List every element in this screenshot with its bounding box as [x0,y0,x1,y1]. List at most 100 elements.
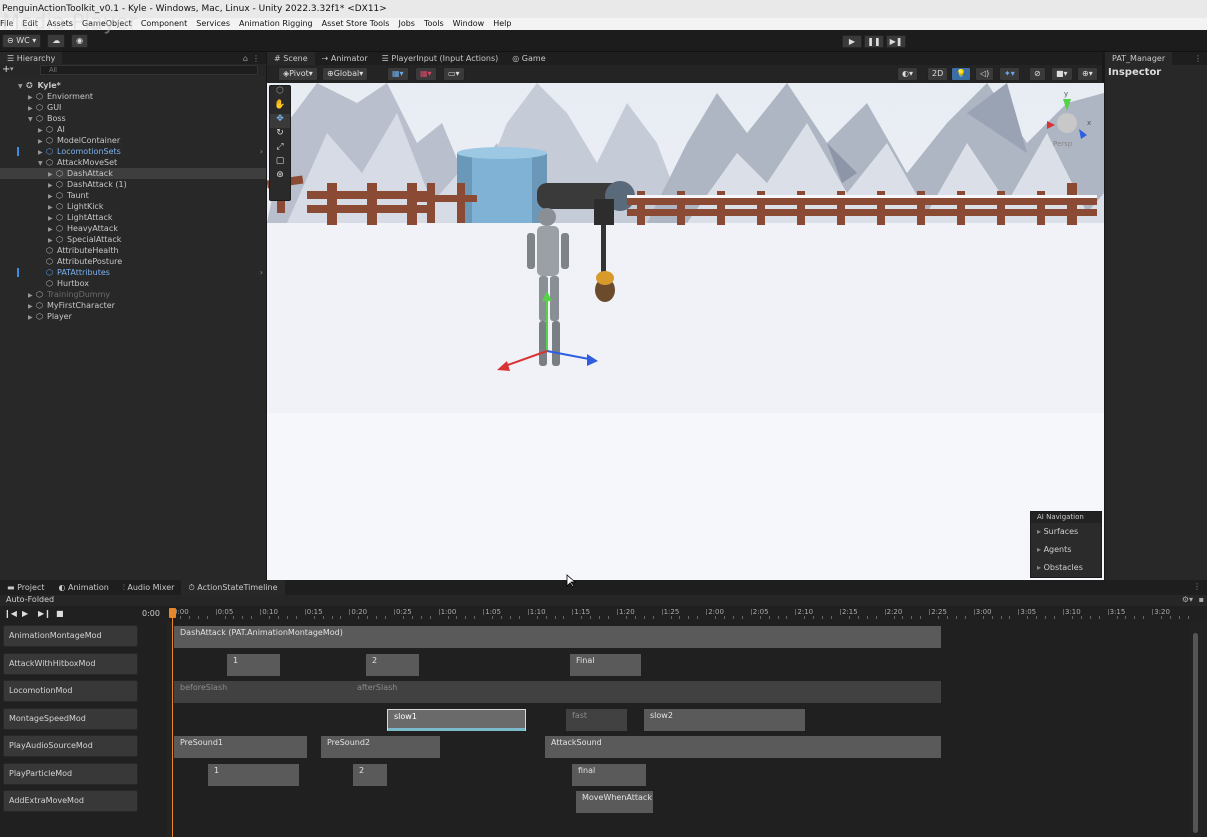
draw-mode-icon[interactable]: ◐▾ [897,67,918,81]
tab-audio-mixer[interactable]: ⫶ Audio Mixer [116,580,182,595]
scale-tool-icon[interactable]: ⤢ [270,142,290,156]
menu-item[interactable]: Asset Store Tools [322,19,390,28]
ai-nav-item-obstacles[interactable]: ▸ Obstacles [1031,559,1101,577]
scrollbar-thumb[interactable] [1193,633,1198,833]
step-button[interactable]: ▶❚ [886,35,906,48]
hierarchy-item[interactable]: ▶ ⬡ DashAttack (1) [0,179,266,190]
timeline-clip[interactable]: PreSound1 [174,736,307,758]
account-dropdown[interactable]: ⊖ WC ▾ [2,34,42,48]
hierarchy-item[interactable]: ▶ ⬡ SpecialAttack [0,234,266,245]
tab-animation[interactable]: ◐ Animation [51,580,115,595]
timeline-clip[interactable]: Final [570,653,641,676]
hierarchy-item[interactable]: ▶ ⬡ DashAttack [0,168,266,179]
tab-game[interactable]: ◎ Game [505,52,552,65]
hierarchy-item[interactable]: ⬡ Hurtbox [0,278,266,289]
timeline-clip[interactable]: AttackSound [545,736,941,758]
hierarchy-item[interactable]: ▼ ⬡ AttackMoveSet [0,157,266,168]
timeline-clip[interactable]: 1 [208,763,299,786]
auto-folded-label[interactable]: Auto-Folded [6,595,54,604]
view-tool-icon[interactable]: ⬡ [270,86,290,100]
move-tool-icon[interactable]: ✥ [270,114,290,128]
hierarchy-item[interactable]: ⬡ PATAttributes › [0,267,266,278]
open-prefab-chevron-icon[interactable]: › [260,267,263,278]
gizmos-icon[interactable]: ⊕▾ [1077,67,1098,81]
collab-icon[interactable]: ◉ [71,34,89,48]
expand-arrow-icon[interactable]: ▶ [28,312,36,323]
timeline-clip[interactable]: PreSound2 [321,736,440,758]
hierarchy-item[interactable]: ▶ ⬡ ModelContainer [0,135,266,146]
hierarchy-item[interactable]: ▶ ⬡ LightKick [0,201,266,212]
hierarchy-item[interactable]: ▼ ⬡ Boss [0,113,266,124]
global-dropdown[interactable]: ⊕Global▾ [322,67,369,81]
hierarchy-item[interactable]: ⬡ AttributePosture [0,256,266,267]
rect-tool-icon[interactable]: ▢ [270,156,290,170]
timeline-clip[interactable]: fast [566,708,627,731]
menu-item[interactable]: Window [453,19,485,28]
menu-item[interactable]: Tools [424,19,444,28]
menu-item[interactable]: Services [196,19,230,28]
hierarchy-item[interactable]: ▶ ⬡ MyFirstCharacter [0,300,266,311]
transform-tool-icon[interactable]: ⊛ [270,170,290,184]
more-options-icon[interactable]: ⋮ [1194,52,1202,65]
hierarchy-item[interactable]: ⬡ AttributeHealth [0,245,266,256]
playhead-line[interactable] [172,609,173,837]
effects-icon[interactable]: ✦▾ [999,67,1020,81]
track-header[interactable]: AttackWithHitboxMod [3,652,138,675]
ai-nav-item-surfaces[interactable]: ▸ Surfaces [1031,523,1101,541]
mode-2d-button[interactable]: 2D [927,67,949,81]
tab-animator[interactable]: ⇢ Animator [315,52,375,65]
menu-item[interactable]: Animation Rigging [239,19,313,28]
menu-item[interactable]: Component [141,19,187,28]
track-header[interactable]: AddExtraMoveMod [3,790,138,812]
more-options-icon[interactable]: ⋮ [1193,580,1201,593]
pause-button[interactable]: ❚❚ [864,35,884,48]
grid-visibility-icon[interactable]: ▦▾ [415,67,437,81]
stop-icon[interactable]: ■ [56,609,64,618]
timeline-clip[interactable]: beforeSlash [174,681,351,703]
timeline-clip[interactable]: MoveWhenAttack [576,791,653,813]
hierarchy-item[interactable]: ▶ ⬡ TrainingDummy [0,289,266,300]
skip-end-icon[interactable]: ▶❙ [38,609,51,618]
camera-icon[interactable]: ■▾ [1051,67,1073,81]
hierarchy-item[interactable]: ▶ ⬡ LightAttack [0,212,266,223]
open-prefab-chevron-icon[interactable]: › [260,146,263,157]
track-header[interactable]: AnimationMontageMod [3,625,138,647]
increment-snap-icon[interactable]: ▭▾ [443,67,465,81]
menu-item[interactable]: Jobs [398,19,415,28]
playhead-handle[interactable] [169,608,176,618]
track-header[interactable]: PlayAudioSourceMod [3,735,138,757]
timeline-scrollbar[interactable] [1190,621,1207,837]
menu-item[interactable]: Help [493,19,511,28]
lock-icon[interactable]: ▪ [1199,595,1204,604]
hierarchy-item[interactable]: ▶ ⬡ Enviorment [0,91,266,102]
skip-start-icon[interactable]: ❙◀ [4,609,17,618]
play-button[interactable]: ▶ [842,35,862,48]
lighting-icon[interactable]: 💡 [951,67,971,81]
rotate-tool-icon[interactable]: ↻ [270,128,290,142]
hierarchy-item[interactable]: ▶ ⬡ HeavyAttack [0,223,266,234]
play-icon[interactable]: ▶ [22,609,28,618]
hand-tool-icon[interactable]: ✋ [270,100,290,114]
pivot-dropdown[interactable]: ◈Pivot▾ [278,67,318,81]
timeline-clip[interactable]: 1 [227,653,280,676]
cloud-icon[interactable]: ☁ [47,34,66,48]
tab-project[interactable]: ▬ Project [0,580,51,595]
tab-playerinput[interactable]: ☰ PlayerInput (Input Actions) [375,52,506,65]
timeline-clip[interactable]: final [572,763,646,786]
track-header[interactable]: PlayParticleMod [3,762,138,785]
tab-scene[interactable]: # Scene [267,52,315,65]
hidden-objects-icon[interactable]: ⊘ [1029,67,1046,81]
tab-actionstatetimeline[interactable]: ⏱ ActionStateTimeline [181,580,285,595]
hierarchy-item[interactable]: ▶ ⬡ Player [0,311,266,322]
track-header[interactable]: MontageSpeedMod [3,707,138,730]
timeline-clip[interactable]: DashAttack (PAT.AnimationMontageMod) [174,626,941,648]
track-header[interactable]: LocomotionMod [3,680,138,702]
grid-snap-icon[interactable]: ▦▾ [387,67,409,81]
hierarchy-search-input[interactable] [40,65,258,75]
timeline-clip[interactable]: 2 [353,763,387,786]
audio-icon[interactable]: ◁) [975,67,995,81]
scene-viewport[interactable]: y x Persp ⬡ ✋ ✥ ↻ ⤢ ▢ ⊛ AI Navigation ▸ … [267,83,1104,580]
timeline-ruler[interactable]: 0:00 0:05 0:10 0:15 0:20 0:25 1:00 1:05 1:10 1:15… [168,595,1190,621]
hierarchy-item[interactable]: ▶ ⬡ Taunt [0,190,266,201]
hierarchy-item[interactable]: ▶ ⬡ LocomotionSets › [0,146,266,157]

What you will do =
Could you arrange as a numbered list, with blank lines omitted, the part of the material that opens with the line containing "draw-mode-icon[interactable]: ◐▾ [897,67,918,81]" and closes with the line containing "expand-arrow-icon[interactable]: ▶ [28,312,36,323]"?

Exercise result =
1. draw-mode-icon[interactable]: ◐▾ [897,67,918,81]
2. tab-audio-mixer[interactable]: ⫶ Audio Mixer [116,580,182,595]
3. scale-tool-icon[interactable]: ⤢ [270,142,290,156]
4. menu-item[interactable]: Asset Store Tools [322,19,390,28]
5. ai-nav-item-obstacles[interactable]: ▸ Obstacles [1031,559,1101,577]
6. scrollbar-thumb[interactable] [1193,633,1198,833]
7. step-button[interactable]: ▶❚ [886,35,906,48]
8. hierarchy-item[interactable]: ▶ ⬡ DashAttack (1) [0,179,266,190]
9. timeline-clip[interactable]: PreSound1 [174,736,307,758]
10. account-dropdown[interactable]: ⊖ WC ▾ [2,34,42,48]
11. hierarchy-item[interactable]: ▶ ⬡ SpecialAttack [0,234,266,245]
12. tab-animation[interactable]: ◐ Animation [51,580,115,595]
13. timeline-clip[interactable]: Final [570,653,641,676]
14. hierarchy-item[interactable]: ▶ ⬡ DashAttack [0,168,266,179]
15. tab-game[interactable]: ◎ Game [505,52,552,65]
16. hierarchy-item[interactable]: ⬡ Hurtbox [0,278,266,289]
17. timeline-clip[interactable]: AttackSound [545,736,941,758]
18. hierarchy-item[interactable]: ▼ ⬡ AttackMoveSet [0,157,266,168]
19. timeline-clip[interactable]: 1 [208,763,299,786]
20. auto-folded-label[interactable]: Auto-Folded [6,595,54,604]
21. view-tool-icon[interactable]: ⬡ [270,86,290,100]
22. move-tool-icon[interactable]: ✥ [270,114,290,128]
23. hierarchy-item[interactable]: ⬡ PATAttributes › [0,267,266,278]
24. open-prefab-chevron-icon[interactable]: › [260,267,263,278]
25. gizmos-icon[interactable]: ⊕▾ [1077,67,1098,81]
26. collab-icon[interactable]: ◉ [71,34,89,48]
27. expand-arrow-icon[interactable]: ▶ [28,312,36,323]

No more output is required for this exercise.